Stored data
= = = = = = =
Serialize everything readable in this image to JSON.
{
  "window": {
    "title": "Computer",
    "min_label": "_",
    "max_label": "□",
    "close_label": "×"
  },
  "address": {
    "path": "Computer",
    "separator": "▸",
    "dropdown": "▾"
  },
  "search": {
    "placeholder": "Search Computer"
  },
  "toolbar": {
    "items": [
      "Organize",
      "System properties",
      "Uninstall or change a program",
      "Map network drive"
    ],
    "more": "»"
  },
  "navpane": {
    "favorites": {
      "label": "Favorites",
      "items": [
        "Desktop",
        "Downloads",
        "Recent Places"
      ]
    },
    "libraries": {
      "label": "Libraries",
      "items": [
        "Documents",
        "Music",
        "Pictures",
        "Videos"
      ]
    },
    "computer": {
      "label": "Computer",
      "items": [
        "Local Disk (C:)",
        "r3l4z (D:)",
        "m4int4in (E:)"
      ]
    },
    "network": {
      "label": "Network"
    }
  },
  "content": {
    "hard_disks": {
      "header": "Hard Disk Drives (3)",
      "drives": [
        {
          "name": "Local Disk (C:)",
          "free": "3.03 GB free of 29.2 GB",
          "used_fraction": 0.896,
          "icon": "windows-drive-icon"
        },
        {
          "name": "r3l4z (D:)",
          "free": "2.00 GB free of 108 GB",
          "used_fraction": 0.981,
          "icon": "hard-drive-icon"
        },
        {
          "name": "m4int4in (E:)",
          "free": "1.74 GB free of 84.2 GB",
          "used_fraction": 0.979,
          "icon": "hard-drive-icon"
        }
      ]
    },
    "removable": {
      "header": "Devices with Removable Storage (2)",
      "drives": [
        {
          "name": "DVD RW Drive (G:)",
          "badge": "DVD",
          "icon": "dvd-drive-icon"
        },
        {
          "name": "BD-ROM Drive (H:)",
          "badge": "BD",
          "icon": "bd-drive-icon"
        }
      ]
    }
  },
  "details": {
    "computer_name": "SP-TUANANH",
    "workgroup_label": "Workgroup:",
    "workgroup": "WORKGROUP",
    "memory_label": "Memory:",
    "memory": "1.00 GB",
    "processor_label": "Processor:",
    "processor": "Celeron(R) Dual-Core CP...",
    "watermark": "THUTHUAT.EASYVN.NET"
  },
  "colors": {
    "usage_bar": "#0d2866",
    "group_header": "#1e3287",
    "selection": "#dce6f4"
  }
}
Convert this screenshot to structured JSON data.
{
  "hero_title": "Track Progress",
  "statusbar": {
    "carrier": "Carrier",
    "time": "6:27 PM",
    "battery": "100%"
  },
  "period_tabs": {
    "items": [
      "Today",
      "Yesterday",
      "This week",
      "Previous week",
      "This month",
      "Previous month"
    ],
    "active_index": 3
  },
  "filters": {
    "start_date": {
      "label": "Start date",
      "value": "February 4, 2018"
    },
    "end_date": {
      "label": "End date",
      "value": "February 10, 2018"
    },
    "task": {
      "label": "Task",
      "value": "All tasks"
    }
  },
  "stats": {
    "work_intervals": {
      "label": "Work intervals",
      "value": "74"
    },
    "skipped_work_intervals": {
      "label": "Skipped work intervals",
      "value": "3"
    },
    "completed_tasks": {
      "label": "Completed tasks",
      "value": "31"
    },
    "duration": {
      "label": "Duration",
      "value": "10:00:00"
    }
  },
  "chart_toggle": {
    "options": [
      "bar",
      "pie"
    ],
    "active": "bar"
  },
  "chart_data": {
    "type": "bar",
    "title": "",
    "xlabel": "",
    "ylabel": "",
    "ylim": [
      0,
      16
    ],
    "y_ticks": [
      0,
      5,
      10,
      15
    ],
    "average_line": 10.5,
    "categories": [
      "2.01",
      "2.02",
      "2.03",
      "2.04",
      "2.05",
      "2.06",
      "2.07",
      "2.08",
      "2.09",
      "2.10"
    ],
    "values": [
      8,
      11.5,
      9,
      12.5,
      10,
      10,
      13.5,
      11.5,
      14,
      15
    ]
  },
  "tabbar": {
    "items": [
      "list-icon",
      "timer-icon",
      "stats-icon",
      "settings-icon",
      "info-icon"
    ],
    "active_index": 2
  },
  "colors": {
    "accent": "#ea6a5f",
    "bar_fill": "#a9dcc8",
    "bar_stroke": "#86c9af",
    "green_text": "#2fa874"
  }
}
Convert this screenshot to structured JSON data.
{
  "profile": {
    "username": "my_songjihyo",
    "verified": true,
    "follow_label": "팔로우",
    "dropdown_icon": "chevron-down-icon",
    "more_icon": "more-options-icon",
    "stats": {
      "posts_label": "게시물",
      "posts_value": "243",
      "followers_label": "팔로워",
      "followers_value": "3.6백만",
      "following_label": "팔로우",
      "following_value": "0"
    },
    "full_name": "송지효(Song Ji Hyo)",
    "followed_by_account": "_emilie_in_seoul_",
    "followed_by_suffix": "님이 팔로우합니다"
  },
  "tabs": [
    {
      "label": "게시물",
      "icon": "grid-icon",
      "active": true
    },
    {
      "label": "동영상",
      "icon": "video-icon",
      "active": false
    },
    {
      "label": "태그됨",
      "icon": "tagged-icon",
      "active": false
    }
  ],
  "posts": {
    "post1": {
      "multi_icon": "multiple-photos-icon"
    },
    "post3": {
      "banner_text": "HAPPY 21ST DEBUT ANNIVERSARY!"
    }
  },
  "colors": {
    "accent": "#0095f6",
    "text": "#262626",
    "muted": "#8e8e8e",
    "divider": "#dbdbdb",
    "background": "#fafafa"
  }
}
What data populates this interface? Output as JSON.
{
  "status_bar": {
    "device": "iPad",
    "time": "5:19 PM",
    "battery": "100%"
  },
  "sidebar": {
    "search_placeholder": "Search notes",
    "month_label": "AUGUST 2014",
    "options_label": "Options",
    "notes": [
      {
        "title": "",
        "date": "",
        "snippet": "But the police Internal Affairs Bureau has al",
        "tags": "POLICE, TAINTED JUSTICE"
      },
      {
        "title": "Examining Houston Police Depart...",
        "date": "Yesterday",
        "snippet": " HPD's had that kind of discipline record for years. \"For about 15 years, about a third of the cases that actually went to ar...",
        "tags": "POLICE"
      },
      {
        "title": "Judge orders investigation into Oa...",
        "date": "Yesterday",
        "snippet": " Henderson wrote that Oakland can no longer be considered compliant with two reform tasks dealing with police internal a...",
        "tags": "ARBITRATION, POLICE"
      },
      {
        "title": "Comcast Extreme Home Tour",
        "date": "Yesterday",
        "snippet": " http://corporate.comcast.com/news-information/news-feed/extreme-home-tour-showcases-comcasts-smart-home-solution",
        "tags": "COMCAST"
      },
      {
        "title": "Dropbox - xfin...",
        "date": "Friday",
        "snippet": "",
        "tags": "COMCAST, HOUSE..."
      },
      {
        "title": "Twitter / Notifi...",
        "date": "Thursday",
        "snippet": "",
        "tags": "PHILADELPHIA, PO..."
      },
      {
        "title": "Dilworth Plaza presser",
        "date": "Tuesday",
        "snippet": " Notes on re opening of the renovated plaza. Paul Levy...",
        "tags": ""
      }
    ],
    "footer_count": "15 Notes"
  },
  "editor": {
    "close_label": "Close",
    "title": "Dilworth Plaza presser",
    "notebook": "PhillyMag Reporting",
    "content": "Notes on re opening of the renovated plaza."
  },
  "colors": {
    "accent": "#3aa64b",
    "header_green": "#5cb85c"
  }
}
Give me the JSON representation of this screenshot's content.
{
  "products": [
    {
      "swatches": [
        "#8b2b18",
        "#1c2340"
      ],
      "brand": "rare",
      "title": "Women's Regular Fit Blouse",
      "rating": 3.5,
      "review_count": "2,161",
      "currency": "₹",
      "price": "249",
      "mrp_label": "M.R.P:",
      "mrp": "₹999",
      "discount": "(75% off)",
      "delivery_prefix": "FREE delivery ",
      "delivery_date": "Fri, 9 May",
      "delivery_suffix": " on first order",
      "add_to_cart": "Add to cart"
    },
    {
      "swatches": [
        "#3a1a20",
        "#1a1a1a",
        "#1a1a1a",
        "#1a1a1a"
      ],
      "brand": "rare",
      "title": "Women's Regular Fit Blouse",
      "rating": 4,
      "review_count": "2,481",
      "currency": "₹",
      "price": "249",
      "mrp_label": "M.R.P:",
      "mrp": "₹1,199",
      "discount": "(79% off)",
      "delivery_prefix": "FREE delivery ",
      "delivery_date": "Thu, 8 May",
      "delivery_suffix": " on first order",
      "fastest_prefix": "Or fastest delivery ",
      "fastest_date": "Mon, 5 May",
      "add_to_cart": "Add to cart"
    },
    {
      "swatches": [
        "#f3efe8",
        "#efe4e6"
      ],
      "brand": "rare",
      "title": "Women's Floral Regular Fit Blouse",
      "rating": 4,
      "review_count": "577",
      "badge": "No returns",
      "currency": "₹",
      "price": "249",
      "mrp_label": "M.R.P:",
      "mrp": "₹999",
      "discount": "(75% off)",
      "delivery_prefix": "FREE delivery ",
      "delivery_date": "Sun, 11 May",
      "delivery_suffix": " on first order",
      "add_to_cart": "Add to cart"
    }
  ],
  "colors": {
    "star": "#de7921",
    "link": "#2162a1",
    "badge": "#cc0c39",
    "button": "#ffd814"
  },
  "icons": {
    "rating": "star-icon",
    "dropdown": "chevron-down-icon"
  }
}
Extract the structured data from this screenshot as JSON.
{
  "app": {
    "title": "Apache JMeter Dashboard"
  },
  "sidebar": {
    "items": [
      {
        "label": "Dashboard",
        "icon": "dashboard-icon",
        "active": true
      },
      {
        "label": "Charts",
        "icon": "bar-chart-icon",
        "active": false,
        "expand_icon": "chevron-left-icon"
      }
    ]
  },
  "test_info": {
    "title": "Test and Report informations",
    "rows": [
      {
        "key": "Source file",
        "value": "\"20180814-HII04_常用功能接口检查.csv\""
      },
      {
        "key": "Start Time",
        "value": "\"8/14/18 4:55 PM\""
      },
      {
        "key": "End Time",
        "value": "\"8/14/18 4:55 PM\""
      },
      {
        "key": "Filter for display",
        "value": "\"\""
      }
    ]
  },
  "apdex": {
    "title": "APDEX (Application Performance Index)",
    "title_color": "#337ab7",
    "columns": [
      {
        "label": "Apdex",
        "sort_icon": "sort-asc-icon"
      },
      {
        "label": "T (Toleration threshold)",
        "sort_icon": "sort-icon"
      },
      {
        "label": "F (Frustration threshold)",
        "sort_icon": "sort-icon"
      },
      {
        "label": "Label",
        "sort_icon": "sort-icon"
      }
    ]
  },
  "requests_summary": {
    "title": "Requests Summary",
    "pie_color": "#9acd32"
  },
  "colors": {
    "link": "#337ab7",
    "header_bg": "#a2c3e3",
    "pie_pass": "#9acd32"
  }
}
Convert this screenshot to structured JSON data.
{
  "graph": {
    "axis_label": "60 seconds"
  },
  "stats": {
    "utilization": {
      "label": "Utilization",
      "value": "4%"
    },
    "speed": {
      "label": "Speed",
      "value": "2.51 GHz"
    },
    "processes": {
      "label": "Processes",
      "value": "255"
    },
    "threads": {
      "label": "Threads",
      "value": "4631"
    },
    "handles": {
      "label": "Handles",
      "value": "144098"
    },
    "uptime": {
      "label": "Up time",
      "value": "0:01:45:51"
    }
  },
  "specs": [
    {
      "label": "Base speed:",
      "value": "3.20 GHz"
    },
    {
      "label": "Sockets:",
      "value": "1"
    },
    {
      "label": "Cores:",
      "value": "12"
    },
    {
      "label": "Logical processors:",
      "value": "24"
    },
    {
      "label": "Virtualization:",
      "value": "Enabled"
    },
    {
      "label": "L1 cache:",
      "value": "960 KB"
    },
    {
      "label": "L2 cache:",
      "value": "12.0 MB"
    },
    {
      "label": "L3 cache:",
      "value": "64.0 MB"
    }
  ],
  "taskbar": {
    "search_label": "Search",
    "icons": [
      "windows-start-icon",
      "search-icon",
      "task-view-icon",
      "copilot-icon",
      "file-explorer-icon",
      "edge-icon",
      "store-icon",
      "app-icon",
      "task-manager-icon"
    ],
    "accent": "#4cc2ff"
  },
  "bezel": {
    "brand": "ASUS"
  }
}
= = = = = = =
AIM OF THE EXERCISE
Show the lines of the records that contain the word "cache".

COMPLETED TASK
      "label": "L1 cache:",
      "label": "L2 cache:",
      "label": "L3 cache:",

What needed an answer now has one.